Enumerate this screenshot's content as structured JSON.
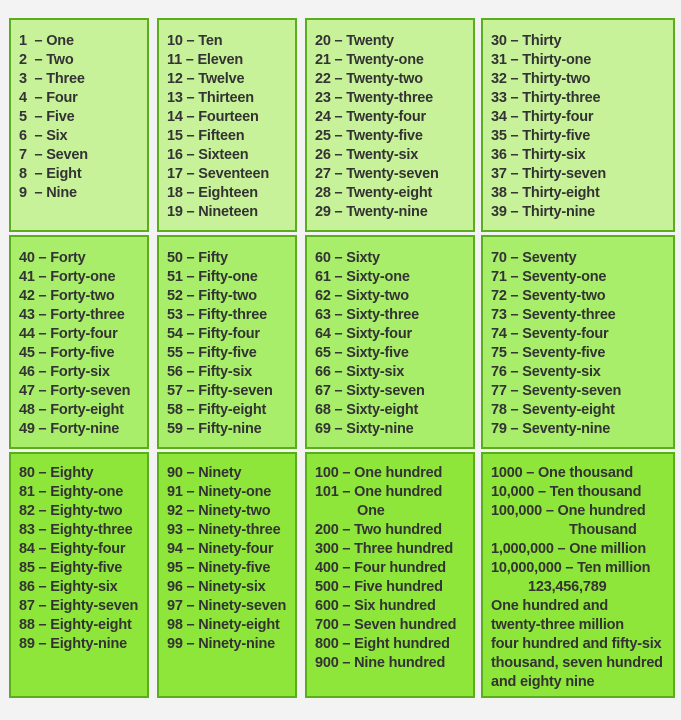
{
  "boxes": [
    {
      "row": 0,
      "col": 0,
      "lines": [
        "1  – One",
        "2  – Two",
        "3  – Three",
        "4  – Four",
        "5  – Five",
        "6  – Six",
        "7  – Seven",
        "8  – Eight",
        "9  – Nine"
      ]
    },
    {
      "row": 0,
      "col": 1,
      "lines": [
        "10 – Ten",
        "11 – Eleven",
        "12 – Twelve",
        "13 – Thirteen",
        "14 – Fourteen",
        "15 – Fifteen",
        "16 – Sixteen",
        "17 – Seventeen",
        "18 – Eighteen",
        "19 – Nineteen"
      ]
    },
    {
      "row": 0,
      "col": 2,
      "lines": [
        "20 – Twenty",
        "21 – Twenty-one",
        "22 – Twenty-two",
        "23 – Twenty-three",
        "24 – Twenty-four",
        "25 – Twenty-five",
        "26 – Twenty-six",
        "27 – Twenty-seven",
        "28 – Twenty-eight",
        "29 – Twenty-nine"
      ]
    },
    {
      "row": 0,
      "col": 3,
      "lines": [
        "30 – Thirty",
        "31 – Thirty-one",
        "32 – Thirty-two",
        "33 – Thirty-three",
        "34 – Thirty-four",
        "35 – Thirty-five",
        "36 – Thirty-six",
        "37 – Thirty-seven",
        "38 – Thirty-eight",
        "39 – Thirty-nine"
      ]
    },
    {
      "row": 1,
      "col": 0,
      "lines": [
        "40 – Forty",
        "41 – Forty-one",
        "42 – Forty-two",
        "43 – Forty-three",
        "44 – Forty-four",
        "45 – Forty-five",
        "46 – Forty-six",
        "47 – Forty-seven",
        "48 – Forty-eight",
        "49 – Forty-nine"
      ]
    },
    {
      "row": 1,
      "col": 1,
      "lines": [
        "50 – Fifty",
        "51 – Fifty-one",
        "52 – Fifty-two",
        "53 – Fifty-three",
        "54 – Fifty-four",
        "55 – Fifty-five",
        "56 – Fifty-six",
        "57 – Fifty-seven",
        "58 – Fifty-eight",
        "59 – Fifty-nine"
      ]
    },
    {
      "row": 1,
      "col": 2,
      "lines": [
        "60 – Sixty",
        "61 – Sixty-one",
        "62 – Sixty-two",
        "63 – Sixty-three",
        "64 – Sixty-four",
        "65 – Sixty-five",
        "66 – Sixty-six",
        "67 – Sixty-seven",
        "68 – Sixty-eight",
        "69 – Sixty-nine"
      ]
    },
    {
      "row": 1,
      "col": 3,
      "lines": [
        "70 – Seventy",
        "71 – Seventy-one",
        "72 – Seventy-two",
        "73 – Seventy-three",
        "74 – Seventy-four",
        "75 – Seventy-five",
        "76 – Seventy-six",
        "77 – Seventy-seven",
        "78 – Seventy-eight",
        "79 – Seventy-nine"
      ]
    },
    {
      "row": 2,
      "col": 0,
      "lines": [
        "80 – Eighty",
        "81 – Eighty-one",
        "82 – Eighty-two",
        "83 – Eighty-three",
        "84 – Eighty-four",
        "85 – Eighty-five",
        "86 – Eighty-six",
        "87 – Eighty-seven",
        "88 – Eighty-eight",
        "89 – Eighty-nine"
      ]
    },
    {
      "row": 2,
      "col": 1,
      "lines": [
        "90 – Ninety",
        "91 – Ninety-one",
        "92 – Ninety-two",
        "93 – Ninety-three",
        "94 – Ninety-four",
        "95 – Ninety-five",
        "96 – Ninety-six",
        "97 – Ninety-seven",
        "98 – Ninety-eight",
        "99 – Ninety-nine"
      ]
    },
    {
      "row": 2,
      "col": 2,
      "lines": [
        "100 – One hundred",
        "101 – One hundred",
        "One",
        "200 – Two hundred",
        "300 – Three hundred",
        "400 – Four hundred",
        "500 – Five hundred",
        "600 – Six hundred",
        "700 – Seven hundred",
        "800 – Eight hundred",
        "900 – Nine hundred"
      ]
    },
    {
      "row": 2,
      "col": 3,
      "lines": [
        "1000 – One thousand",
        "10,000 – Ten thousand",
        "100,000 – One hundred",
        "Thousand",
        "1,000,000 – One million",
        "10,000,000 – Ten million",
        "123,456,789",
        "One hundred and",
        "twenty-three million",
        "four hundred and fifty-six",
        "thousand, seven hundred",
        "and eighty nine"
      ]
    }
  ],
  "colors": {
    "row0_bg": "#c8f29a",
    "row1_bg": "#a9ee6a",
    "row2_bg": "#8fe63a",
    "border": "#5aae1c",
    "text": "#333333",
    "page_bg": "#f3f3f3"
  }
}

....................

STATED PROBLEM: Which lines contain the word "Ninety"? Copy each one.

SOLUTION BELOW:
        "90 – Ninety",
        "91 – Ninety-one",
        "92 – Ninety-two",
        "93 – Ninety-three",
        "94 – Ninety-four",
        "95 – Ninety-five",
        "96 – Ninety-six",
        "97 – Ninety-seven",
        "98 – Ninety-eight",
        "99 – Ninety-nine"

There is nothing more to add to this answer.